BEGIN

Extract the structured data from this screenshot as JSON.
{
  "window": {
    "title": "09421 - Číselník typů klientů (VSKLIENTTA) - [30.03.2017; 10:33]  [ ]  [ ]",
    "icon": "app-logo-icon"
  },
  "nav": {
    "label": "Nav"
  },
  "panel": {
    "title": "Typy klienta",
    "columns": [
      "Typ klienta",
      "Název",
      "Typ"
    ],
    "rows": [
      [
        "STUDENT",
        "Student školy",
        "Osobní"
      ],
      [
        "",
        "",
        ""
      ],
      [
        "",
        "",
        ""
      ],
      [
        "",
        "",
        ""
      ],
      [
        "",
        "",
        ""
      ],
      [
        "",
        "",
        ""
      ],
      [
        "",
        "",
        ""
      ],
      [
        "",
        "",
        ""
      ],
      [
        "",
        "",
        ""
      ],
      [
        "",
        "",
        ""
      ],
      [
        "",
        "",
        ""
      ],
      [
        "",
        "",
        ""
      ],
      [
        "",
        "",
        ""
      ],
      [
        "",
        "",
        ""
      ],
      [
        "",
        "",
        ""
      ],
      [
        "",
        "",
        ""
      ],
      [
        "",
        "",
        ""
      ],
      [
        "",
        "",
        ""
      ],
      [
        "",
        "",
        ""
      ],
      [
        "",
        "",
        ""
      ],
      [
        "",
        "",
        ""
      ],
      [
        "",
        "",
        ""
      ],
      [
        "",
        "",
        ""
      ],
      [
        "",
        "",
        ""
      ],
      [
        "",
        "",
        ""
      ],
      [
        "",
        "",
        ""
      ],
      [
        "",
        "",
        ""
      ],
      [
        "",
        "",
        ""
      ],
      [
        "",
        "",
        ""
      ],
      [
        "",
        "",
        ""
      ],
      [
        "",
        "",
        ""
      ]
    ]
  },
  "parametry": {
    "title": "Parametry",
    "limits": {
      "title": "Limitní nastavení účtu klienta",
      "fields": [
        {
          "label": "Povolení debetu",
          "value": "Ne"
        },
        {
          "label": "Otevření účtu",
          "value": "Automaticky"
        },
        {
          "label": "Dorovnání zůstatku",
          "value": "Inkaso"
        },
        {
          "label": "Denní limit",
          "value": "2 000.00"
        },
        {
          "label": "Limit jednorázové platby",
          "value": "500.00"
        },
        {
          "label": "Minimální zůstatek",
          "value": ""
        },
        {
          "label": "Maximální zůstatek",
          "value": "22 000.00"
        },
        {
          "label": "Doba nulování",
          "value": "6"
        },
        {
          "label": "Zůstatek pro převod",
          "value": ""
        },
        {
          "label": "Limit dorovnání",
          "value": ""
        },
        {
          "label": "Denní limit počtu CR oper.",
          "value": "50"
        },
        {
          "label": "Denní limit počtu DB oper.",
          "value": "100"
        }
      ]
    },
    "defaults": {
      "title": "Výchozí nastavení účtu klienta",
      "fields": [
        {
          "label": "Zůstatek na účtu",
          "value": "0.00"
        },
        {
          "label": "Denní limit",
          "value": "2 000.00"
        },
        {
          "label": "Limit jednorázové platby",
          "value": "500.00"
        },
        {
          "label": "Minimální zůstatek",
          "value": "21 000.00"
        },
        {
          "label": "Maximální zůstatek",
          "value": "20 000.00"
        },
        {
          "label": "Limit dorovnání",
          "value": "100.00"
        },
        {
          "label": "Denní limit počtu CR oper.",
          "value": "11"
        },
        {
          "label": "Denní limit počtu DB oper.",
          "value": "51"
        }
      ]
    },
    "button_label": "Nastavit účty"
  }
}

END

To do: Print the entries exactly. Include every one.

Problem solution:
Extract the structured data from this screenshot as JSON.
{
  "window": {
    "title": "09421 - Číselník typů klientů (VSKLIENTTA) - [30.03.2017; 10:33]  [ ]  [ ]",
    "icon": "app-logo-icon"
  },
  "nav": {
    "label": "Nav"
  },
  "panel": {
    "title": "Typy klienta",
    "columns": [
      "Typ klienta",
      "Název",
      "Typ"
    ],
    "rows": [
      [
        "STUDENT",
        "Student školy",
        "Osobní"
      ],
      [
        "",
        "",
        ""
      ],
      [
        "",
        "",
        ""
      ],
      [
        "",
        "",
        ""
      ],
      [
        "",
        "",
        ""
      ],
      [
        "",
        "",
        ""
      ],
      [
        "",
        "",
        ""
      ],
      [
        "",
        "",
        ""
      ],
      [
        "",
        "",
        ""
      ],
      [
        "",
        "",
        ""
      ],
      [
        "",
        "",
        ""
      ],
      [
        "",
        "",
        ""
      ],
      [
        "",
        "",
        ""
      ],
      [
        "",
        "",
        ""
      ],
      [
        "",
        "",
        ""
      ],
      [
        "",
        "",
        ""
      ],
      [
        "",
        "",
        ""
      ],
      [
        "",
        "",
        ""
      ],
      [
        "",
        "",
        ""
      ],
      [
        "",
        "",
        ""
      ],
      [
        "",
        "",
        ""
      ],
      [
        "",
        "",
        ""
      ],
      [
        "",
        "",
        ""
      ],
      [
        "",
        "",
        ""
      ],
      [
        "",
        "",
        ""
      ],
      [
        "",
        "",
        ""
      ],
      [
        "",
        "",
        ""
      ],
      [
        "",
        "",
        ""
      ],
      [
        "",
        "",
        ""
      ],
      [
        "",
        "",
        ""
      ],
      [
        "",
        "",
        ""
      ]
    ]
  },
  "parametry": {
    "title": "Parametry",
    "limits": {
      "title": "Limitní nastavení účtu klienta",
      "fields": [
        {
          "label": "Povolení debetu",
          "value": "Ne"
        },
        {
          "label": "Otevření účtu",
          "value": "Automaticky"
        },
        {
          "label": "Dorovnání zůstatku",
          "value": "Inkaso"
        },
        {
          "label": "Denní limit",
          "value": "2 000.00"
        },
        {
          "label": "Limit jednorázové platby",
          "value": "500.00"
        },
        {
          "label": "Minimální zůstatek",
          "value": ""
        },
        {
          "label": "Maximální zůstatek",
          "value": "22 000.00"
        },
        {
          "label": "Doba nulování",
          "value": "6"
        },
        {
          "label": "Zůstatek pro převod",
          "value": ""
        },
        {
          "label": "Limit dorovnání",
          "value": ""
        },
        {
          "label": "Denní limit počtu CR oper.",
          "value": "50"
        },
        {
          "label": "Denní limit počtu DB oper.",
          "value": "100"
        }
      ]
    },
    "defaults": {
      "title": "Výchozí nastavení účtu klienta",
      "fields": [
        {
          "label": "Zůstatek na účtu",
          "value": "0.00"
        },
        {
          "label": "Denní limit",
          "value": "2 000.00"
        },
        {
          "label": "Limit jednorázové platby",
          "value": "500.00"
        },
        {
          "label": "Minimální zůstatek",
          "value": "21 000.00"
        },
        {
          "label": "Maximální zůstatek",
          "value": "20 000.00"
        },
        {
          "label": "Limit dorovnání",
          "value": "100.00"
        },
        {
          "label": "Denní limit počtu CR oper.",
          "value": "11"
        },
        {
          "label": "Denní limit počtu DB oper.",
          "value": "51"
        }
      ]
    },
    "button_label": "Nastavit účty"
  }
}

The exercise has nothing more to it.